◆ Stored records:
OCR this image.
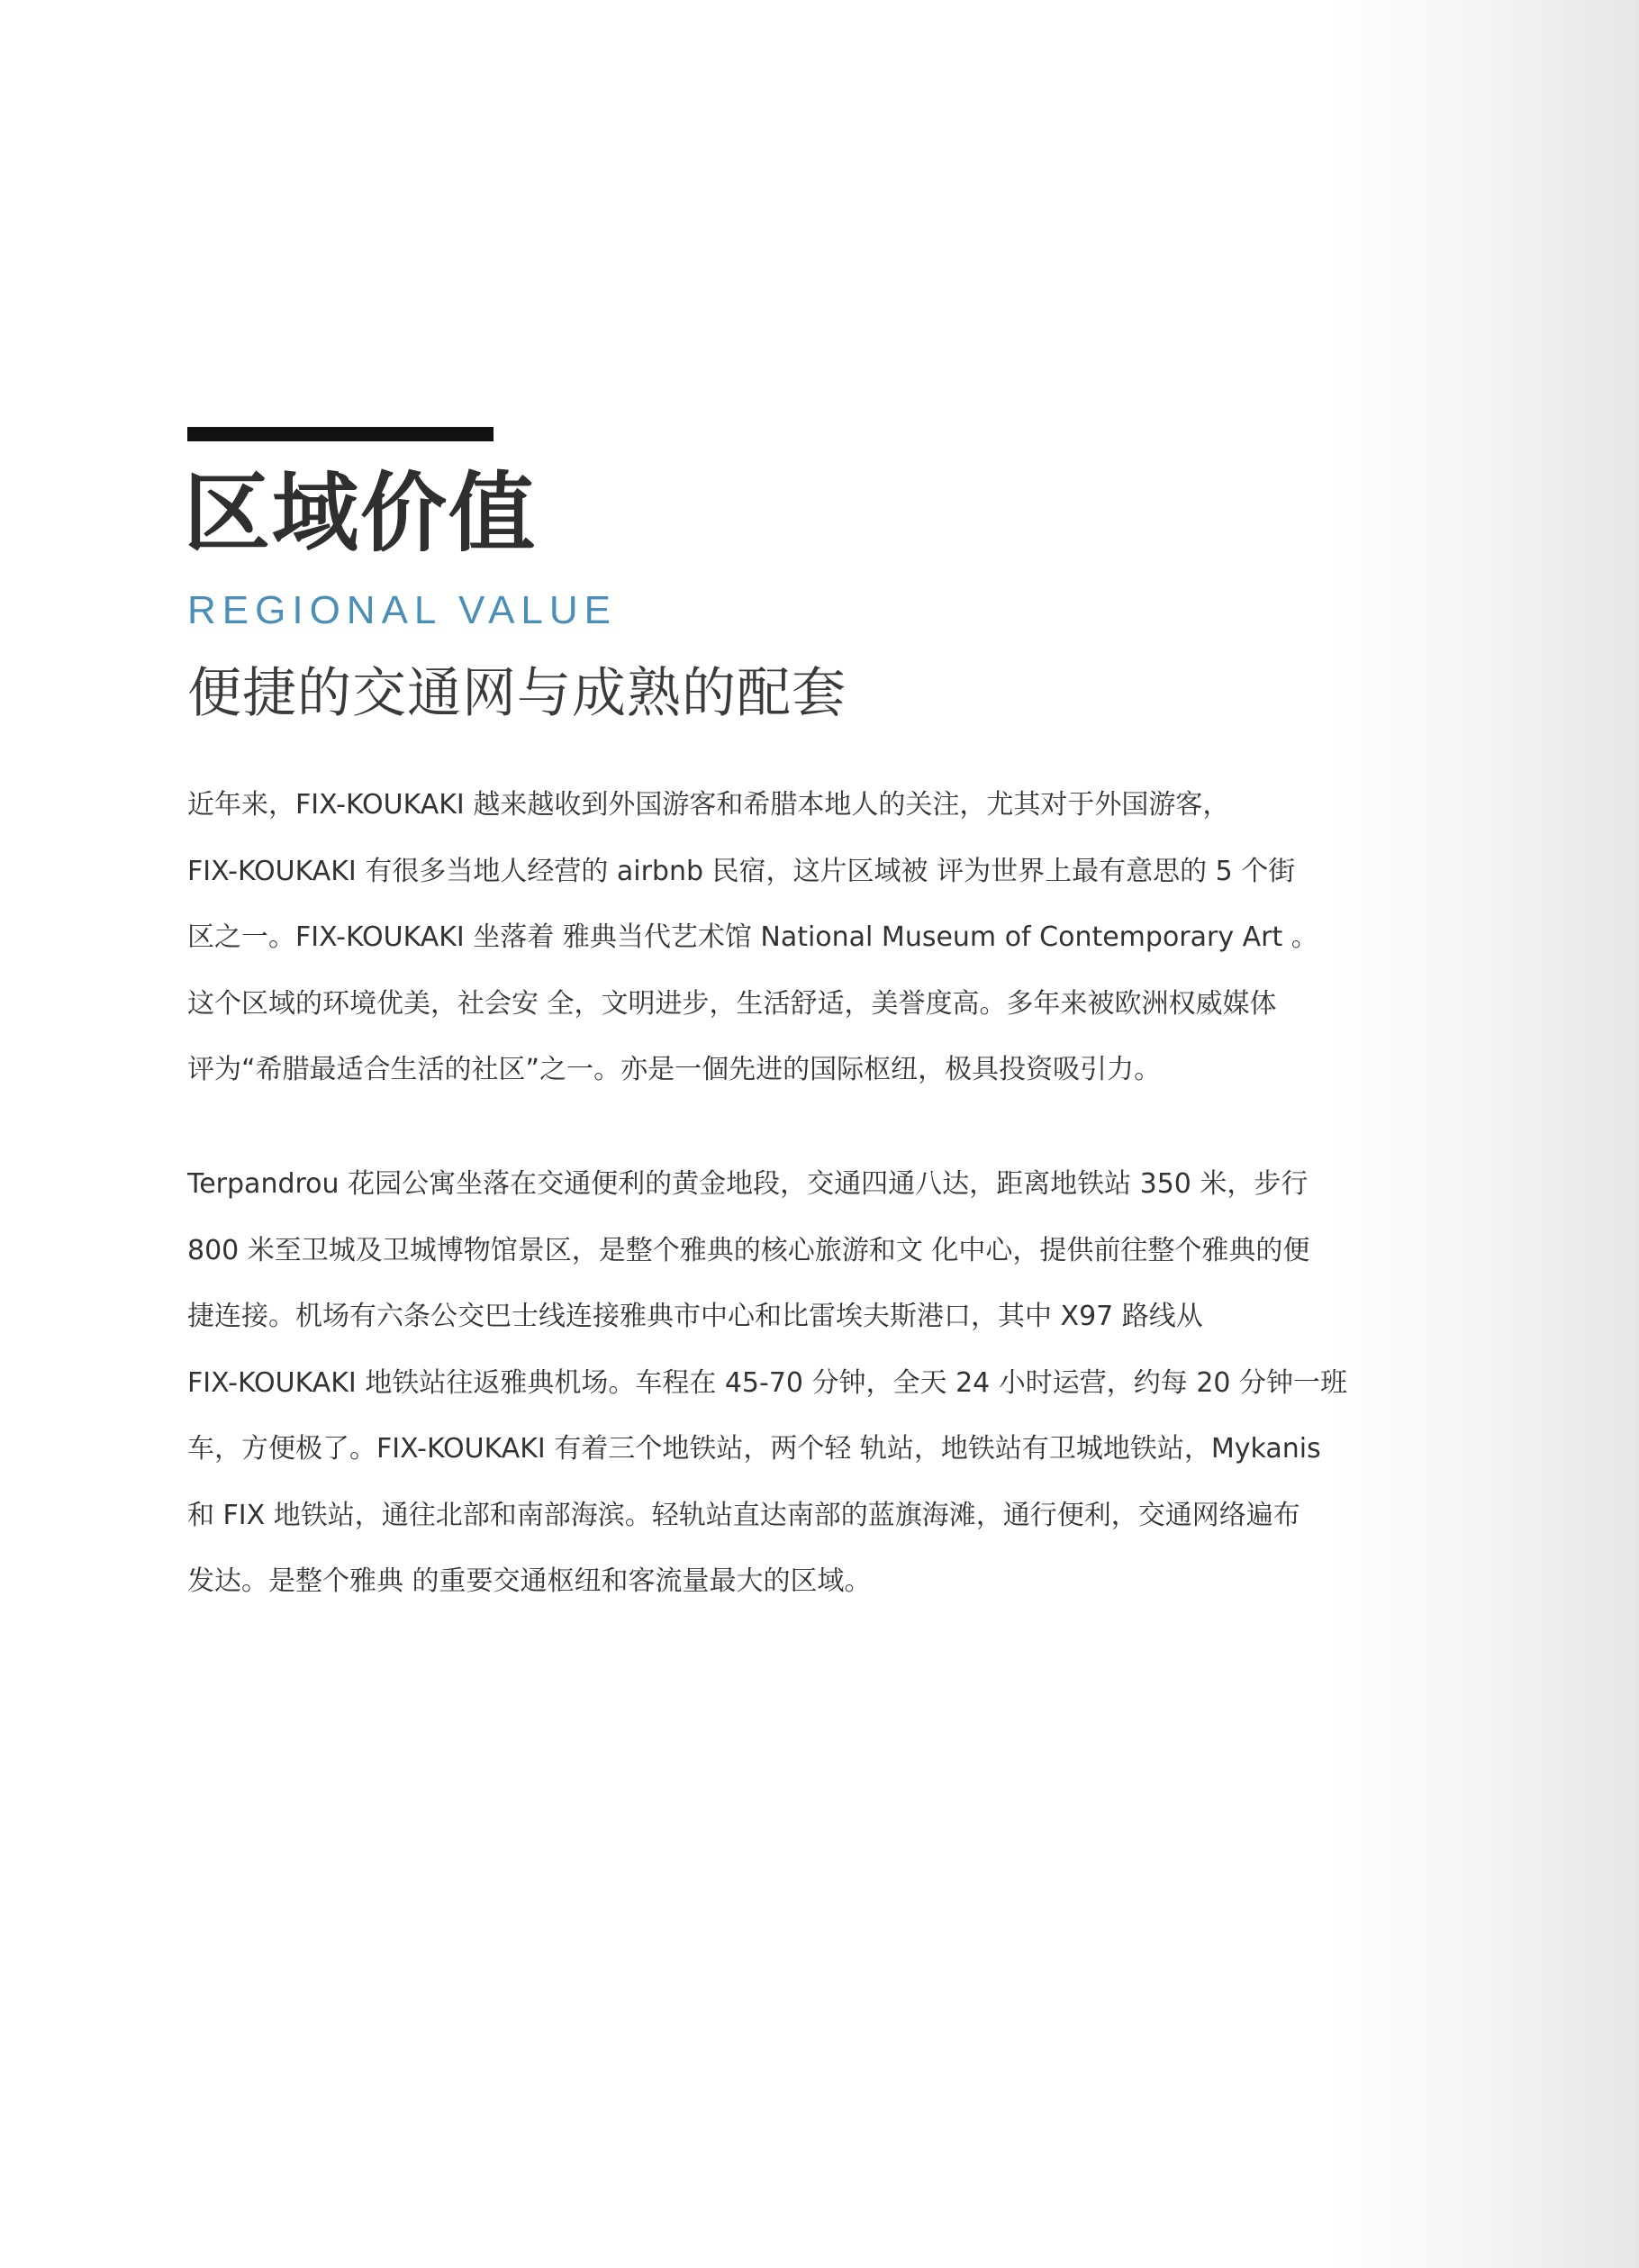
区域价值
REGIONAL VALUE
便捷的交通网与成熟的配套
近年来，FIX-KOUKAKI 越来越收到外国游客和希腊本地人的关注，尤其对于外国游客，
FIX-KOUKAKI 有很多当地人经营的 airbnb 民宿，这片区域被 评为世界上最有意思的 5 个街
区之一。FIX-KOUKAKI 坐落着 雅典当代艺术馆 National Museum of Contemporary Art 。
这个区域的环境优美，社会安 全，文明进步，生活舒适，美誉度高。多年来被欧洲权威媒体
评为“希腊最适合生活的社区”之一。亦是一個先进的国际枢纽，极具投资吸引力。
Terpandrou 花园公寓坐落在交通便利的黄金地段，交通四通八达，距离地铁站 350 米，步行
800 米至卫城及卫城博物馆景区，是整个雅典的核心旅游和文 化中心，提供前往整个雅典的便
捷连接。机场有六条公交巴士线连接雅典市中心和比雷埃夫斯港口，其中 X97 路线从
FIX-KOUKAKI 地铁站往返雅典机场。车程在 45-70 分钟，全天 24 小时运营，约每 20 分钟一班
车，方便极了。FIX-KOUKAKI 有着三个地铁站，两个轻 轨站，地铁站有卫城地铁站，Mykanis
和 FIX 地铁站，通往北部和南部海滨。轻轨站直达南部的蓝旗海滩，通行便利，交通网络遍布
发达。是整个雅典 的重要交通枢纽和客流量最大的区域。
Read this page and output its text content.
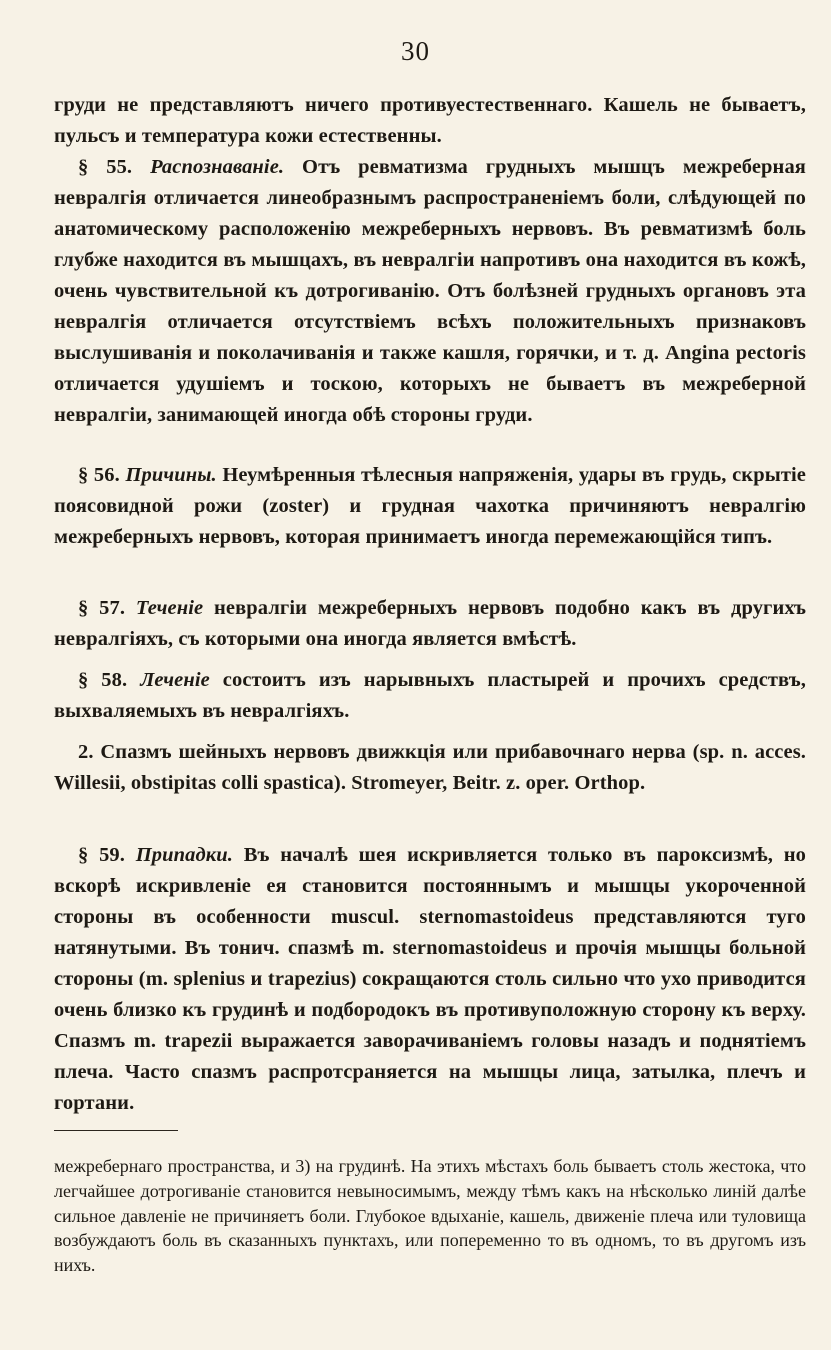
30

груди не представляютъ ничего противуестественнаго. Кашель не бываетъ, пульсъ и температура кожи естественны.

§ 55. Распознаванiе. Отъ ревматизма грудныхъ мышцъ межреберная невралгiя отличается линеобразнымъ распространенiемъ боли, слѣдующей по анатомическому расположенiю межреберныхъ нервовъ. Въ ревматизмѣ боль глубже находится въ мышцахъ, въ невралгiи напротивъ она находится въ кожѣ, очень чувствительной къ дотрогиванiю. Отъ болѣзней грудныхъ органовъ эта невралгiя отличается отсутствiемъ всѣхъ положительныхъ признаковъ выслушиванiя и поколачиванiя и также кашля, горячки, и т. д. Angina pectoris отличается удушiемъ и тоскою, которыхъ не бываетъ въ межреберной невралгiи, занимающей иногда обѣ стороны груди.

§ 56. Причины. Неумѣренныя тѣлесныя напряженiя, удары въ грудь, скрытiе поясовидной рожи (zoster) и грудная чахотка причиняютъ невралгiю межреберныхъ нервовъ, которая принимаетъ иногда перемежающiйся типъ.

§ 57. Теченiе невралгiи межреберныхъ нервовъ подобно какъ въ другихъ невралгiяхъ, съ которыми она иногда является вмѣстѣ.

§ 58. Леченiе состоитъ изъ нарывныхъ пластырей и прочихъ средствъ, выхваляемыхъ въ невралгiяхъ.

2. Спазмъ шейныхъ нервовъ движкцiя или прибавочнаго нерва (sp. n. acces. Willesii, obstipitas colli spastica). Stromeyer, Beitr. z. oper. Orthop.

§ 59. Припадки. Въ началѣ шея искривляется только въ пароксизмѣ, но вскорѣ искривленiе ея становится постояннымъ и мышцы укороченной стороны въ особенности muscul. sternomastoideus представляются туго натянутыми. Въ тонич. спазмѣ m. sternomastoideus и прочiя мышцы больной стороны (m. splenius и trapezius) сокращаются столь сильно что ухо приводится очень близко къ грудинѣ и подбородокъ въ противуположную сторону къ верху. Спазмъ m. trapezii выражается заворачиванiемъ головы назадъ и поднятiемъ плеча. Часто спазмъ распротсраняется на мышцы лица, затылка, плечъ и гортани.

межребернаго пространства, и 3) на грудинѣ. На этихъ мѣстахъ боль бываетъ столь жестока, что легчайшее дотрогиванiе становится невыносимымъ, между тѣмъ какъ на нѣсколько линiй далѣе сильное давленiе не причиняетъ боли. Глубокое вдыханiе, кашель, движенiе плеча или туловища возбуждаютъ боль въ сказанныхъ пунктахъ, или попеременно то въ одномъ, то въ другомъ изъ нихъ.
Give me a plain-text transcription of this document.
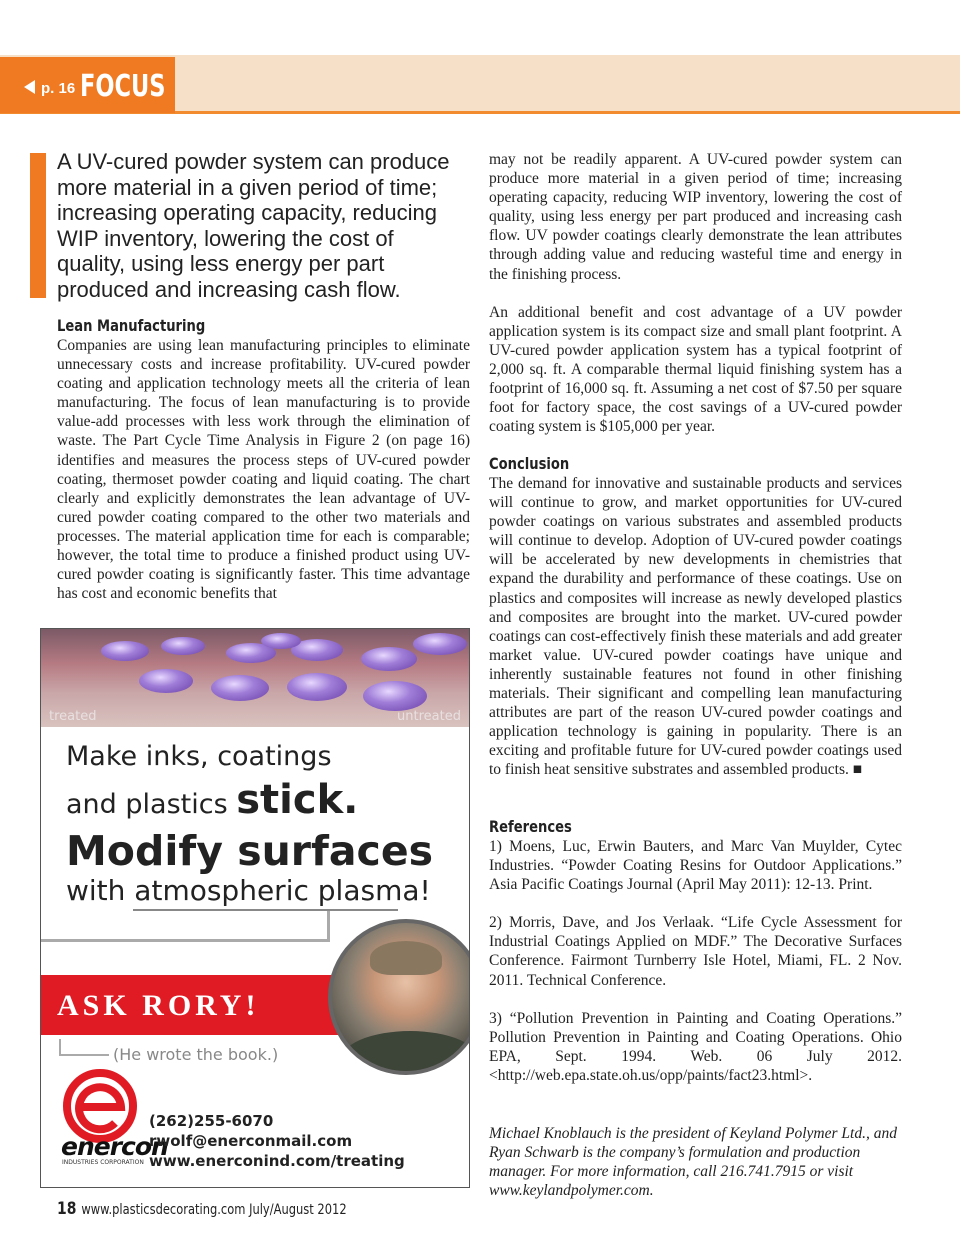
p. 16 FOCUS

A UV-cured powder system can produce more material in a given period of time; increasing operating capacity, reducing WIP inventory, lowering the cost of quality, using less energy per part produced and increasing cash flow.

Lean Manufacturing

Companies are using lean manufacturing principles to eliminate unnecessary costs and increase profitability. UV-cured powder coating and application technology meets all the criteria of lean manufacturing. The focus of lean manufacturing is to provide value-add processes with less work through the elimination of waste. The Part Cycle Time Analysis in Figure 2 (on page 16) identifies and measures the process steps of UV-cured powder coating, thermoset powder coating and liquid coating. The chart clearly and explicitly demonstrates the lean advantage of UV-cured powder coating compared to the other two materials and processes. The material application time for each is comparable; however, the total time to produce a finished product using UV-cured powder coating is significantly faster. This time advantage has cost and economic benefits that

treated	untreated

Make inks, coatings

and plastics stick.

Modify surfaces

with atmospheric plasma!

ASK RORY!

(He wrote the book.)

enercon

INDUSTRIES CORPORATION

(262)255-6070
rwolf@enerconmail.com
www.enerconind.com/treating

may not be readily apparent. A UV-cured powder system can produce more material in a given period of time; increasing operating capacity, reducing WIP inventory, lowering the cost of quality, using less energy per part produced and increasing cash flow. UV powder coatings clearly demonstrate the lean attributes through adding value and reducing wasteful time and energy in the finishing process.

An additional benefit and cost advantage of a UV powder application system is its compact size and small plant footprint. A UV-cured powder application system has a typical footprint of 2,000 sq. ft. A comparable thermal liquid finishing system has a footprint of 16,000 sq. ft. Assuming a net cost of $7.50 per square foot for factory space, the cost savings of a UV-cured powder coating system is $105,000 per year.

Conclusion

The demand for innovative and sustainable products and services will continue to grow, and market opportunities for UV-cured powder coatings on various substrates and assembled products will continue to develop. Adoption of UV-cured powder coatings will be accelerated by new developments in chemistries that expand the durability and performance of these coatings. Use on plastics and composites will increase as newly developed plastics and composites are brought into the market. UV-cured powder coatings can cost-effectively finish these materials and add greater market value. UV-cured powder coatings have unique and inherently sustainable features not found in other finishing materials. Their significant and compelling lean manufacturing attributes are part of the reason UV-cured powder coatings and application technology is gaining in popularity. There is an exciting and profitable future for UV-cured powder coatings used to finish heat sensitive substrates and assembled products. ■

References

1) Moens, Luc, Erwin Bauters, and Marc Van Muylder, Cytec Industries. “Powder Coating Resins for Outdoor Applications.” Asia Pacific Coatings Journal (April May 2011): 12-13. Print.

2) Morris, Dave, and Jos Verlaak. “Life Cycle Assessment for Industrial Coatings Applied on MDF.” The Decorative Surfaces Conference. Fairmont Turnberry Isle Hotel, Miami, FL. 2 Nov. 2011. Technical Conference.

3) “Pollution Prevention in Painting and Coating Operations.” Pollution Prevention in Painting and Coating Operations. Ohio EPA, Sept. 1994. Web. 06 July 2012. <http://web.epa.state.oh.us/opp/paints/fact23.html>.

Michael Knoblauch is the president of Keyland Polymer Ltd., and Ryan Schwarb is the company’s formulation and production manager. For more information, call 216.741.7915 or visit www.keylandpolymer.com.

18 www.plasticsdecorating.com July/August 2012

◆ Exercise goal: Go through the records. Copy each line where "July" appears.

◆ Output of the task:
3) “Pollution Prevention in Painting and Coating Operations.” Pollution Prevention in Painting and Coating Operations. Ohio EPA, Sept. 1994. Web. 06 July 2012. <http://web.epa.state.oh.us/opp/paints/fact23.html>.
18 www.plasticsdecorating.com July/August 2012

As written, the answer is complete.